**TASK REQUIREMENTS**
Quote the listing below in its entirety, omitting every image.

::: AVAILABLE DATA

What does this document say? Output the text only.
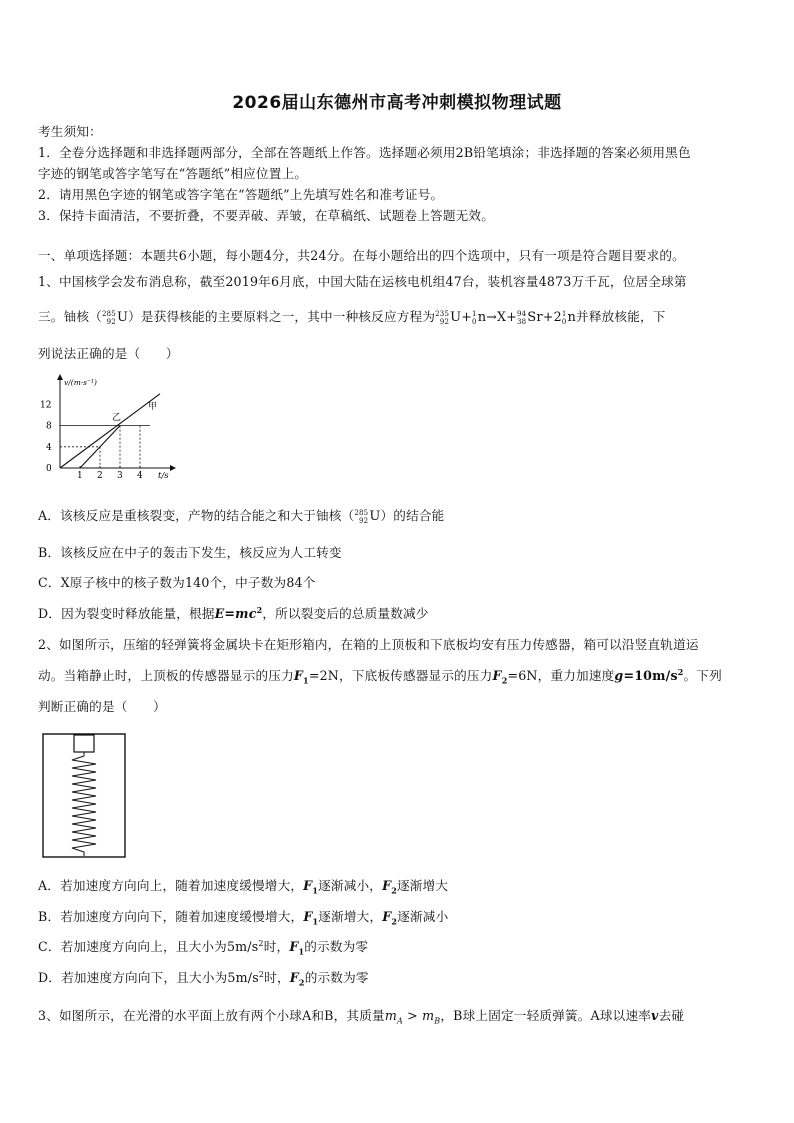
2026届山东德州市高考冲刺模拟物理试题
考生须知：
1．全卷分选择题和非选择题两部分，全部在答题纸上作答。选择题必须用2B铅笔填涂；非选择题的答案必须用黑色
字迹的钢笔或答字笔写在“答题纸”相应位置上。
2．请用黑色字迹的钢笔或答字笔在“答题纸”上先填写姓名和准考证号。
3．保持卡面清洁，不要折叠，不要弄破、弄皱，在草稿纸、试题卷上答题无效。
一、单项选择题：本题共6小题，每小题4分，共24分。在每小题给出的四个选项中，只有一项是符合题目要求的。
1、中国核学会发布消息称，截至2019年6月底，中国大陆在运核电机组47台，装机容量4873万千瓦，位居全球第
三。铀核（ 285
92 U）是获得核能的主要原料之一，其中一种核反应方程为 235
92 U+ 1
0 n→X+ 94
38 Sr+2 1
0 n并释放核能，下
列说法正确的是（　　）
1 2 3 4
0
4
8
12
v/(m·s⁻¹)
t/s
甲
乙
A．该核反应是重核裂变，产物的结合能之和大于铀核（ 285
92 U）的结合能
B．该核反应在中子的轰击下发生，核反应为人工转变
C．X原子核中的核子数为140个，中子数为84个
D．因为裂变时释放能量，根据$E=mc^2$，所以裂变后的总质量数减少
2、如图所示，压缩的轻弹簧将金属块卡在矩形箱内，在箱的上顶板和下底板均安有压力传感器，箱可以沿竖直轨道运
动。当箱静止时，上顶板的传感器显示的压力$F_1=2N$，下底板传感器显示的压力$F_2=6N$，重力加速度$g=10m/s^2$。下列
判断正确的是（　　）
A．若加速度方向向上，随着加速度缓慢增大，$F_1$逐渐减小，$F_2$逐渐增大
B．若加速度方向向下，随着加速度缓慢增大，$F_1$逐渐增大，$F_2$逐渐减小
C．若加速度方向向上，且大小为$5m/s^2$时，$F_1$的示数为零
D．若加速度方向向下，且大小为$5m/s^2$时，$F_2$的示数为零
3、如图所示，在光滑的水平面上放有两个小球A和B，其质量$m_A > m_B$，B球上固定一轻质弹簧。A球以速率v去碰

::::::

**SOLVED PROBLEM**
What does this document say? Output the text only.
2026届山东德州市高考冲刺模拟物理试题
考生须知：
1．全卷分选择题和非选择题两部分，全部在答题纸上作答。选择题必须用2B铅笔填涂；非选择题的答案必须用黑色
字迹的钢笔或答字笔写在“答题纸”相应位置上。
2．请用黑色字迹的钢笔或答字笔在“答题纸”上先填写姓名和准考证号。
3．保持卡面清洁，不要折叠，不要弄破、弄皱，在草稿纸、试题卷上答题无效。
一、单项选择题：本题共6小题，每小题4分，共24分。在每小题给出的四个选项中，只有一项是符合题目要求的。
1、中国核学会发布消息称，截至2019年6月底，中国大陆在运核电机组47台，装机容量4873万千瓦，位居全球第
三。铀核（ 285
92 U）是获得核能的主要原料之一，其中一种核反应方程为 235
92 U+ 1
0 n→X+ 94
38 Sr+2 1
0 n并释放核能，下
列说法正确的是（　　）
1 2 3 4
0
4
8
12
v/(m·s⁻¹)
t/s
甲
乙
A．该核反应是重核裂变，产物的结合能之和大于铀核（ 285
92 U）的结合能
B．该核反应在中子的轰击下发生，核反应为人工转变
C．X原子核中的核子数为140个，中子数为84个
D．因为裂变时释放能量，根据$E=mc^2$，所以裂变后的总质量数减少
2、如图所示，压缩的轻弹簧将金属块卡在矩形箱内，在箱的上顶板和下底板均安有压力传感器，箱可以沿竖直轨道运
动。当箱静止时，上顶板的传感器显示的压力$F_1=2N$，下底板传感器显示的压力$F_2=6N$，重力加速度$g=10m/s^2$。下列
判断正确的是（　　）
A．若加速度方向向上，随着加速度缓慢增大，$F_1$逐渐减小，$F_2$逐渐增大
B．若加速度方向向下，随着加速度缓慢增大，$F_1$逐渐增大，$F_2$逐渐减小
C．若加速度方向向上，且大小为$5m/s^2$时，$F_1$的示数为零
D．若加速度方向向下，且大小为$5m/s^2$时，$F_2$的示数为零
3、如图所示，在光滑的水平面上放有两个小球A和B，其质量$m_A > m_B$，B球上固定一轻质弹簧。A球以速率v去碰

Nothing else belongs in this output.